▸ Aim: Make an exact copy of the listing below.

▸ Record list:
◆ ◆ ◆ ◆ ◆

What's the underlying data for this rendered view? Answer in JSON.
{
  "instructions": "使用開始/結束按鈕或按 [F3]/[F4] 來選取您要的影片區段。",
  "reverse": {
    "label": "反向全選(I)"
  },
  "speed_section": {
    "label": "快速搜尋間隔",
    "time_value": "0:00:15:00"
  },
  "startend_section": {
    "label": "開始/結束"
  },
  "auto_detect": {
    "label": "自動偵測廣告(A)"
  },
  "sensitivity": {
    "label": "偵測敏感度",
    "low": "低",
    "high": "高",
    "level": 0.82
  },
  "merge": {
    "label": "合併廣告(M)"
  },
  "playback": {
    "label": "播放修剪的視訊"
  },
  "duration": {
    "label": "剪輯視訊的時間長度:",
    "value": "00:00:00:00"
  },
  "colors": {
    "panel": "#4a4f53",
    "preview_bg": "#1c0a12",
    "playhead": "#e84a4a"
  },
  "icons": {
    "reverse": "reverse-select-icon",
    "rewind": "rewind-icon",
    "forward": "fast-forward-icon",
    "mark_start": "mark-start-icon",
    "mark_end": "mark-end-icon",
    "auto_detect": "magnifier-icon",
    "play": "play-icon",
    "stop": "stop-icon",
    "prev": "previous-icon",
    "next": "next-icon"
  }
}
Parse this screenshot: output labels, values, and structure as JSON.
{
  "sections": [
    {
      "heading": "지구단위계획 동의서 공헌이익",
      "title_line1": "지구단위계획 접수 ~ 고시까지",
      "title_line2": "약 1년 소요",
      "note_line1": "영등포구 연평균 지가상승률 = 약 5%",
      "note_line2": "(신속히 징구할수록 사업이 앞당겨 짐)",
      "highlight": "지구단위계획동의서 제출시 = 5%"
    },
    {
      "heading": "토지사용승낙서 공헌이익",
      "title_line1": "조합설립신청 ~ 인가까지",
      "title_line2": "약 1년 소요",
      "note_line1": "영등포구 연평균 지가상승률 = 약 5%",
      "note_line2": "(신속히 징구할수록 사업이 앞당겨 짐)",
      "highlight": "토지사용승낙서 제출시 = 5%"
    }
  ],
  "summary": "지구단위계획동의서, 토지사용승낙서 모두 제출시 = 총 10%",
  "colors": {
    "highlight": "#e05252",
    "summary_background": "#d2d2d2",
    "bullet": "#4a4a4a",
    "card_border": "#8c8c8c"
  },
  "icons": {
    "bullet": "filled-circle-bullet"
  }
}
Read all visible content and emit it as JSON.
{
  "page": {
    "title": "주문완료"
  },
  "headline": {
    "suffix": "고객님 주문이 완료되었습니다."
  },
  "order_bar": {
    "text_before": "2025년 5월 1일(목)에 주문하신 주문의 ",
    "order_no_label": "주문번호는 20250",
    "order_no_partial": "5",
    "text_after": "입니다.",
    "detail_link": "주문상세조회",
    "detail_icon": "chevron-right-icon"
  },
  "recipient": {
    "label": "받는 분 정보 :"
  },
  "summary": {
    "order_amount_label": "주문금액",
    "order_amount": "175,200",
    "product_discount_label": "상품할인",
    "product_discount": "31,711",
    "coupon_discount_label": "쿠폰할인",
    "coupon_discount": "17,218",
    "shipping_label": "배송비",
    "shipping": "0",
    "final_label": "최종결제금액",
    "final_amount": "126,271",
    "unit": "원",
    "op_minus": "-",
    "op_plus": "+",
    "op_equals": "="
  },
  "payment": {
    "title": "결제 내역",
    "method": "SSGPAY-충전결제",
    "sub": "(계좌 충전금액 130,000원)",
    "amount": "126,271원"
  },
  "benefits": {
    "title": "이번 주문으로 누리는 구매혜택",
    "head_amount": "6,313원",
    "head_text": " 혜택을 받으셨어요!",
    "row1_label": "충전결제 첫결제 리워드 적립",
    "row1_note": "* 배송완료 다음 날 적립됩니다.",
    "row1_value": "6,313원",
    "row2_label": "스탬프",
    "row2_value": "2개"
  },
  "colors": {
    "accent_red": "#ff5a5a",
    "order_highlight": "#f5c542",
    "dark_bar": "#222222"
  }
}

◆ ◆ ◆ ◆ ◆

▸ Correct response:
What's the underlying data for this rendered view? Answer in JSON.
{
  "instructions": "使用開始/結束按鈕或按 [F3]/[F4] 來選取您要的影片區段。",
  "reverse": {
    "label": "反向全選(I)"
  },
  "speed_section": {
    "label": "快速搜尋間隔",
    "time_value": "0:00:15:00"
  },
  "startend_section": {
    "label": "開始/結束"
  },
  "auto_detect": {
    "label": "自動偵測廣告(A)"
  },
  "sensitivity": {
    "label": "偵測敏感度",
    "low": "低",
    "high": "高",
    "level": 0.82
  },
  "merge": {
    "label": "合併廣告(M)"
  },
  "playback": {
    "label": "播放修剪的視訊"
  },
  "duration": {
    "label": "剪輯視訊的時間長度:",
    "value": "00:00:00:00"
  },
  "colors": {
    "panel": "#4a4f53",
    "preview_bg": "#1c0a12",
    "playhead": "#e84a4a"
  },
  "icons": {
    "reverse": "reverse-select-icon",
    "rewind": "rewind-icon",
    "forward": "fast-forward-icon",
    "mark_start": "mark-start-icon",
    "mark_end": "mark-end-icon",
    "auto_detect": "magnifier-icon",
    "play": "play-icon",
    "stop": "stop-icon",
    "prev": "previous-icon",
    "next": "next-icon"
  }
}
Parse this screenshot: output labels, values, and structure as JSON.
{
  "sections": [
    {
      "heading": "지구단위계획 동의서 공헌이익",
      "title_line1": "지구단위계획 접수 ~ 고시까지",
      "title_line2": "약 1년 소요",
      "note_line1": "영등포구 연평균 지가상승률 = 약 5%",
      "note_line2": "(신속히 징구할수록 사업이 앞당겨 짐)",
      "highlight": "지구단위계획동의서 제출시 = 5%"
    },
    {
      "heading": "토지사용승낙서 공헌이익",
      "title_line1": "조합설립신청 ~ 인가까지",
      "title_line2": "약 1년 소요",
      "note_line1": "영등포구 연평균 지가상승률 = 약 5%",
      "note_line2": "(신속히 징구할수록 사업이 앞당겨 짐)",
      "highlight": "토지사용승낙서 제출시 = 5%"
    }
  ],
  "summary": "지구단위계획동의서, 토지사용승낙서 모두 제출시 = 총 10%",
  "colors": {
    "highlight": "#e05252",
    "summary_background": "#d2d2d2",
    "bullet": "#4a4a4a",
    "card_border": "#8c8c8c"
  },
  "icons": {
    "bullet": "filled-circle-bullet"
  }
}
Read all visible content and emit it as JSON.
{
  "page": {
    "title": "주문완료"
  },
  "headline": {
    "suffix": "고객님 주문이 완료되었습니다."
  },
  "order_bar": {
    "text_before": "2025년 5월 1일(목)에 주문하신 주문의 ",
    "order_no_label": "주문번호는 20250",
    "order_no_partial": "5",
    "text_after": "입니다.",
    "detail_link": "주문상세조회",
    "detail_icon": "chevron-right-icon"
  },
  "recipient": {
    "label": "받는 분 정보 :"
  },
  "summary": {
    "order_amount_label": "주문금액",
    "order_amount": "175,200",
    "product_discount_label": "상품할인",
    "product_discount": "31,711",
    "coupon_discount_label": "쿠폰할인",
    "coupon_discount": "17,218",
    "shipping_label": "배송비",
    "shipping": "0",
    "final_label": "최종결제금액",
    "final_amount": "126,271",
    "unit": "원",
    "op_minus": "-",
    "op_plus": "+",
    "op_equals": "="
  },
  "payment": {
    "title": "결제 내역",
    "method": "SSGPAY-충전결제",
    "sub": "(계좌 충전금액 130,000원)",
    "amount": "126,271원"
  },
  "benefits": {
    "title": "이번 주문으로 누리는 구매혜택",
    "head_amount": "6,313원",
    "head_text": " 혜택을 받으셨어요!",
    "row1_label": "충전결제 첫결제 리워드 적립",
    "row1_note": "* 배송완료 다음 날 적립됩니다.",
    "row1_value": "6,313원",
    "row2_label": "스탬프",
    "row2_value": "2개"
  },
  "colors": {
    "accent_red": "#ff5a5a",
    "order_highlight": "#f5c542",
    "dark_bar": "#222222"
  }
}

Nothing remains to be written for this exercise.